Set task: In the data below, find each line containing the string "this" and return it.

(Stored dataset items)
>>

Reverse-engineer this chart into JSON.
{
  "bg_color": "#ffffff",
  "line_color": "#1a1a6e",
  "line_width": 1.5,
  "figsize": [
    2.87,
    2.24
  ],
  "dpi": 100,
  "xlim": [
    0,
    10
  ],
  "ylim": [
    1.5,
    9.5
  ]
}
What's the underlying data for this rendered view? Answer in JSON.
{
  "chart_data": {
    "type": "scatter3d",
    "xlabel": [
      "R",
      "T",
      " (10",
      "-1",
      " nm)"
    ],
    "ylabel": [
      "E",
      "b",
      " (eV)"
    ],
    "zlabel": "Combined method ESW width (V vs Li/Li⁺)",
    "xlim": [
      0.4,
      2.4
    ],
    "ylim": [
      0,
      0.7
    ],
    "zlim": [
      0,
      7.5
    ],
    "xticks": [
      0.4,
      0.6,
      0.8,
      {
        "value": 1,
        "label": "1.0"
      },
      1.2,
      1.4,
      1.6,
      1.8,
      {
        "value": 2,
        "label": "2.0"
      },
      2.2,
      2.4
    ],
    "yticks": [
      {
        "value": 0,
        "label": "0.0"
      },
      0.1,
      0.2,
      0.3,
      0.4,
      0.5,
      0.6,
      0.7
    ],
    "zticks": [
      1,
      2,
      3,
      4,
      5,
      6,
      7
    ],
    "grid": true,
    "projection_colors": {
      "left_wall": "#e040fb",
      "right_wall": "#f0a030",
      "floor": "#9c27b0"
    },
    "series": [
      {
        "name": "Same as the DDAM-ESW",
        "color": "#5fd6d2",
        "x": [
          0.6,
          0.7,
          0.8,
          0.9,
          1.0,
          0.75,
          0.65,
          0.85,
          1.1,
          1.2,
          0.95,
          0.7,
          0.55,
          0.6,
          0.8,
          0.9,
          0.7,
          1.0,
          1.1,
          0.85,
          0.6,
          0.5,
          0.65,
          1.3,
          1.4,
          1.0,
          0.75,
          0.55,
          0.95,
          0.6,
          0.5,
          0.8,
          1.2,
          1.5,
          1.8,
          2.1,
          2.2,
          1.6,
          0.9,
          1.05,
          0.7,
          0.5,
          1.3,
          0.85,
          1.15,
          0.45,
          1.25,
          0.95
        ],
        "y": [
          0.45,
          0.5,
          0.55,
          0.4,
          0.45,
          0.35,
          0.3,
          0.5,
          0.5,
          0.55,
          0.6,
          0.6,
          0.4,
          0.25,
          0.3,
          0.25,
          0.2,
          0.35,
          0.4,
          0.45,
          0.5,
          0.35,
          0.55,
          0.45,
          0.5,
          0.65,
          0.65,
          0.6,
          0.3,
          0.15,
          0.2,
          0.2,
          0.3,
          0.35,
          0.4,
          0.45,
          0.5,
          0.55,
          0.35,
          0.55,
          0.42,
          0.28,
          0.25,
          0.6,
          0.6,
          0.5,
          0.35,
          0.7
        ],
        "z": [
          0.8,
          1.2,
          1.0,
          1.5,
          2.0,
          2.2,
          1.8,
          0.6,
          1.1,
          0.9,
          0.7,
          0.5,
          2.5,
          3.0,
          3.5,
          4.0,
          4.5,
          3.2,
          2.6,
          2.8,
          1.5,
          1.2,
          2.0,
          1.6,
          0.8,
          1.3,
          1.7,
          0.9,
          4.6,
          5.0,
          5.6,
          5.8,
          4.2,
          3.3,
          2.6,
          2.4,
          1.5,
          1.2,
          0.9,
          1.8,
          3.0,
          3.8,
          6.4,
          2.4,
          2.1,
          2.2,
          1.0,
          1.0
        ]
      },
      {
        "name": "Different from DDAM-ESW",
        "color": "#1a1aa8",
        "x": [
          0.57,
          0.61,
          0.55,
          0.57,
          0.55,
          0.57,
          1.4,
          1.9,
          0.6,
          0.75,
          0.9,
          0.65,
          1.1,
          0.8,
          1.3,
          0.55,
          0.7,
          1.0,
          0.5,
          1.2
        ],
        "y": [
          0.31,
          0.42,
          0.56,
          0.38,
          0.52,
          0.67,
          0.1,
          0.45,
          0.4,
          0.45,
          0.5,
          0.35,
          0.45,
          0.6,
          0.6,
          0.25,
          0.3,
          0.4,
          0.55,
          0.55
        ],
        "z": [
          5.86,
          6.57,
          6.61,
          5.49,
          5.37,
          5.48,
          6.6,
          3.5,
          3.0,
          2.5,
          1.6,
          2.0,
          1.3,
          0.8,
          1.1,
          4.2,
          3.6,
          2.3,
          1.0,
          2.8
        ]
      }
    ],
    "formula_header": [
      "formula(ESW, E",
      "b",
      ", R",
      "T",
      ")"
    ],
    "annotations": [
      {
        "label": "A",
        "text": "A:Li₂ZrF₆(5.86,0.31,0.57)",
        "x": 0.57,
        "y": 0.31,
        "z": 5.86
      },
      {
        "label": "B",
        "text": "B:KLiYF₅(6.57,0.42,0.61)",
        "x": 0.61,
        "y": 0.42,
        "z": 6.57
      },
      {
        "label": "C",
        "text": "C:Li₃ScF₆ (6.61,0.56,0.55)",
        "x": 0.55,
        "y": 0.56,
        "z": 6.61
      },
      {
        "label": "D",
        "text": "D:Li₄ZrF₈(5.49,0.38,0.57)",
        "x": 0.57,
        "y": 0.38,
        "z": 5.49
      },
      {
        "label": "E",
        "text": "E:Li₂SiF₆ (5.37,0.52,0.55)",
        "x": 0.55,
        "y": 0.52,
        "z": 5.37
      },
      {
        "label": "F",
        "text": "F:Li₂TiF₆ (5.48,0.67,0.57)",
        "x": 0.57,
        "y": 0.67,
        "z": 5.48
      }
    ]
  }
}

<<

Problem solution:
Reverse-engineer this chart into JSON.
What's the underlying data for this rendered view? Answer in JSON.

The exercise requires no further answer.